:: Dataset entries ::
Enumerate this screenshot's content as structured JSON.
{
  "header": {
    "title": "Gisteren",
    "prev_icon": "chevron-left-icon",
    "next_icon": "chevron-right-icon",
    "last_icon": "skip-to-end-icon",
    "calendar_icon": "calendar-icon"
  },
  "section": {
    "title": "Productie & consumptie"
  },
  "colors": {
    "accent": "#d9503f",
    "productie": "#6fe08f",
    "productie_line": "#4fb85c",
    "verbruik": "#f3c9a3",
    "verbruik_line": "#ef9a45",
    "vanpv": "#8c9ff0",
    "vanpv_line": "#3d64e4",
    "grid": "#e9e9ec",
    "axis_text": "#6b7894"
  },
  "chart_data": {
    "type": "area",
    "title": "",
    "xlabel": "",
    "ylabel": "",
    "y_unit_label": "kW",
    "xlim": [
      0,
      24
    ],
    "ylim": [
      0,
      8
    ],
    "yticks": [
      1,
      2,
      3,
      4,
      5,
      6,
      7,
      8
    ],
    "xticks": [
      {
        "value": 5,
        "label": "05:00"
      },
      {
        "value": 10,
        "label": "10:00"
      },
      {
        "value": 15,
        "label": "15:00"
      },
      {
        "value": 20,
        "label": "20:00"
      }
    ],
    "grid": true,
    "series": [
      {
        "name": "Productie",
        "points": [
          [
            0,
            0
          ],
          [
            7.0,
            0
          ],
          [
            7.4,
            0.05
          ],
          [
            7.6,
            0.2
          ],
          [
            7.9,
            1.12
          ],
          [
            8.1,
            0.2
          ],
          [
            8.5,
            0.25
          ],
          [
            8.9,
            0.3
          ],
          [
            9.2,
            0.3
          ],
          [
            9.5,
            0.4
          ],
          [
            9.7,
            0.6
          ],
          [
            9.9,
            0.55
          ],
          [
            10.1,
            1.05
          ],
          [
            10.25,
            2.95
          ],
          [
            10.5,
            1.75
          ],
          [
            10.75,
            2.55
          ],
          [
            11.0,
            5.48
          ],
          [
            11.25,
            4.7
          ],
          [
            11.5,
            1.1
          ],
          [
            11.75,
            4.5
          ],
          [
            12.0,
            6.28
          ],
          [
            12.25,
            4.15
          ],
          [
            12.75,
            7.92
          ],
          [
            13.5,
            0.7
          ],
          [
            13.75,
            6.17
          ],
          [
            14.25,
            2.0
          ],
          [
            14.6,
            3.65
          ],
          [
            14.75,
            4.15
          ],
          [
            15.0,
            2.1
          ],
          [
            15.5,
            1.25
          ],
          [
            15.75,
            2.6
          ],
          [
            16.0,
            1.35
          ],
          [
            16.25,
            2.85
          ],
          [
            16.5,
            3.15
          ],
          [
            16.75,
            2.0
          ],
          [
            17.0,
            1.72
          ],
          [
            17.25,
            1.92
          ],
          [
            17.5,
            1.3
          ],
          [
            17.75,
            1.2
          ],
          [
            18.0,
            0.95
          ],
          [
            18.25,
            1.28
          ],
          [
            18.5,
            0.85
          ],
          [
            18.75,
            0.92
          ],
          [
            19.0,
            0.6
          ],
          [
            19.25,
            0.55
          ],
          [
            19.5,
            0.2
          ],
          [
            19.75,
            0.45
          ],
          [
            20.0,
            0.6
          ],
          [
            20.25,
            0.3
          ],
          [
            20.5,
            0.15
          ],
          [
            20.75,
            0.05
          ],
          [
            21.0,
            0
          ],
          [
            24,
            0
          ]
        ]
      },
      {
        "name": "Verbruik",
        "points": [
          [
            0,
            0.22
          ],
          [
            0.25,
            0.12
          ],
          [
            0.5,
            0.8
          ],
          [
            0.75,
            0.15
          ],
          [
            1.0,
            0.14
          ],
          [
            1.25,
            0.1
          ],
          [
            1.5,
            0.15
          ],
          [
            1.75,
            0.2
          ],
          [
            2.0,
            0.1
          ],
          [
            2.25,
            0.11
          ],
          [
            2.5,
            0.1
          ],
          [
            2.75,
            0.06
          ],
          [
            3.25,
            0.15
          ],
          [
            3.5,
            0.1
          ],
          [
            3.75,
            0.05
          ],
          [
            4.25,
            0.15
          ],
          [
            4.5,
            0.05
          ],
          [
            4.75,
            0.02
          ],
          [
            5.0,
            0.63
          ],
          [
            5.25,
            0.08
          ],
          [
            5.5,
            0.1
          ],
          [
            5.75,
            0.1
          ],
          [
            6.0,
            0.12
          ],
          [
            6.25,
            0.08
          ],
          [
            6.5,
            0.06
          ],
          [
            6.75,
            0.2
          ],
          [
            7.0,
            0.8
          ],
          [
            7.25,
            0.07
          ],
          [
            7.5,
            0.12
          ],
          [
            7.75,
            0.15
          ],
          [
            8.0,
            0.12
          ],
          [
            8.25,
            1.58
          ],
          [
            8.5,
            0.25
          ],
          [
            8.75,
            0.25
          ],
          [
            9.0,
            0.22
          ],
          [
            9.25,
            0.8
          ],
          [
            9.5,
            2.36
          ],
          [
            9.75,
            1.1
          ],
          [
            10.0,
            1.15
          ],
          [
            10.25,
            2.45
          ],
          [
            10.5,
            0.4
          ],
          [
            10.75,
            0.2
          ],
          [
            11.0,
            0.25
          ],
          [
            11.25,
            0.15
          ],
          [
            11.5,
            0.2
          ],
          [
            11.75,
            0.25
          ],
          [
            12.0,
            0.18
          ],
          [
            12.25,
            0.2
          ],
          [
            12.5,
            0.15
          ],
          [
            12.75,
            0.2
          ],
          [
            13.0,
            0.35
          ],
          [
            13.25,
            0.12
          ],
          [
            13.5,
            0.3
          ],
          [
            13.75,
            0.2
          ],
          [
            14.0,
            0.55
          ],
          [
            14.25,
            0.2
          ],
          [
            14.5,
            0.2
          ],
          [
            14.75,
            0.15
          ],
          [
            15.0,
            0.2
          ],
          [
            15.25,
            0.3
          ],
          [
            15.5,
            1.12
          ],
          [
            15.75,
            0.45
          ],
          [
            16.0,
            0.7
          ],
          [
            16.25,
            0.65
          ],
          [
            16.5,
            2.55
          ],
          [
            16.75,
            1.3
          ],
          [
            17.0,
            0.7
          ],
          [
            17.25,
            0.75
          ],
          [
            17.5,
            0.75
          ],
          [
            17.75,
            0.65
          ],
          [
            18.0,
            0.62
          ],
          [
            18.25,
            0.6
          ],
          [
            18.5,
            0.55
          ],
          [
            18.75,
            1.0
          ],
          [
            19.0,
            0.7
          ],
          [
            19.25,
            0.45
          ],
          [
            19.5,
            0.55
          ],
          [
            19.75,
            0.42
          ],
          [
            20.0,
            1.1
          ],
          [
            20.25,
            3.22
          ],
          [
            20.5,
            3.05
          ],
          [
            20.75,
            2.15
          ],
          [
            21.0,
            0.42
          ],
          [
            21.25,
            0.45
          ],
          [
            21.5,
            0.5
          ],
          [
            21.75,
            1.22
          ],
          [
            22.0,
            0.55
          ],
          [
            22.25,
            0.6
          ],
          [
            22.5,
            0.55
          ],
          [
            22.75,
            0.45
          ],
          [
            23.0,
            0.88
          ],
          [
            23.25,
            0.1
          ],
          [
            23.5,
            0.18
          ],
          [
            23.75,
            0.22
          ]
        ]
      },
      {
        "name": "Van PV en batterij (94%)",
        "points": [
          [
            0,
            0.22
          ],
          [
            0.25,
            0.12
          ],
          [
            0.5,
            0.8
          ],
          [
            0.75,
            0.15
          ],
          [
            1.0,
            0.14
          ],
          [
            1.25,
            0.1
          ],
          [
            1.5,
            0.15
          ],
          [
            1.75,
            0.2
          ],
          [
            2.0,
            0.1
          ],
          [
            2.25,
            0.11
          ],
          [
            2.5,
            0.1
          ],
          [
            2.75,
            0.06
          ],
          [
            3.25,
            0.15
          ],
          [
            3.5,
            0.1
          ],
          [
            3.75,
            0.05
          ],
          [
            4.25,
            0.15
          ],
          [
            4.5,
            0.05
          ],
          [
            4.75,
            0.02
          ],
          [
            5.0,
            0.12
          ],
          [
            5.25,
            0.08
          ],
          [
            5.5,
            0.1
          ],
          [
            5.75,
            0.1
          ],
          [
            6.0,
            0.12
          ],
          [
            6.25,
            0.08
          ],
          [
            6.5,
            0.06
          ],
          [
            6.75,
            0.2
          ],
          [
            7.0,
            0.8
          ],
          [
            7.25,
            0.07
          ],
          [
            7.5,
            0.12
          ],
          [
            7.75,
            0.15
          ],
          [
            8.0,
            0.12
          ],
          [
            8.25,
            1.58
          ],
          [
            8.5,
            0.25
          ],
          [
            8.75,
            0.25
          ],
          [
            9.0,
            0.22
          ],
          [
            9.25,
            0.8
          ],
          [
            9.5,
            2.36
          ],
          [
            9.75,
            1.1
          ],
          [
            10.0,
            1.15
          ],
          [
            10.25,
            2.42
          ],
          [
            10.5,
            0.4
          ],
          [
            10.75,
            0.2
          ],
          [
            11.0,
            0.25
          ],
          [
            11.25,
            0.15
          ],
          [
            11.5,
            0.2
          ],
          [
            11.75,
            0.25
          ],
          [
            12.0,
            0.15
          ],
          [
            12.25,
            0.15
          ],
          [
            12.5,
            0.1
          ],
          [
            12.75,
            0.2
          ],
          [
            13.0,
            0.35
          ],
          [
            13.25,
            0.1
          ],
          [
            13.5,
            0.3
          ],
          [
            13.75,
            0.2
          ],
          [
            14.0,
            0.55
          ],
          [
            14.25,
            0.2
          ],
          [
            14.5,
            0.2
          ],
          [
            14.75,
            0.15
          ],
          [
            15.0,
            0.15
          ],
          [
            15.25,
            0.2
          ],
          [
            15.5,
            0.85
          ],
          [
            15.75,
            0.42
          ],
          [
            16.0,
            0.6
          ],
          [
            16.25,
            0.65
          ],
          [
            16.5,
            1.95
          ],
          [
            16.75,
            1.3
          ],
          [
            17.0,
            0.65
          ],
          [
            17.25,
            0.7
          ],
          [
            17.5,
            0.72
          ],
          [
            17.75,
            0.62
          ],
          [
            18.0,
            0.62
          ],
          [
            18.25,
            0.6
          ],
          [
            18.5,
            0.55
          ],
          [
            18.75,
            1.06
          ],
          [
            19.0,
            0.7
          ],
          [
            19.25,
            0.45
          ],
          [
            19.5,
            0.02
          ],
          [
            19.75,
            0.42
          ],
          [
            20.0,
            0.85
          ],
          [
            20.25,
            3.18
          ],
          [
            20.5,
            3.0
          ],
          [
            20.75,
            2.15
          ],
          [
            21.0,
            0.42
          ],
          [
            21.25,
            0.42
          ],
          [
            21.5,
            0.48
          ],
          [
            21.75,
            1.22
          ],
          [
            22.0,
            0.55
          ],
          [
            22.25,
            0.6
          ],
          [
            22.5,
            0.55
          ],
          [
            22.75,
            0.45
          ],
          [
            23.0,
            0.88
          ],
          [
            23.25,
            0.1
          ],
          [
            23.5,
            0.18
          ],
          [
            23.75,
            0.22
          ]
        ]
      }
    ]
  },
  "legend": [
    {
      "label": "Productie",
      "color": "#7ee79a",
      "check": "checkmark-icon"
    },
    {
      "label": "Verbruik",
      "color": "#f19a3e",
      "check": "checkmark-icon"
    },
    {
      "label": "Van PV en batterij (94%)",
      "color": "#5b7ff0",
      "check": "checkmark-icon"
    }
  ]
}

:: What is expected ::
Report how many lines of the listing hold the string "chevron", giving only the number.

:: Final answer ::
2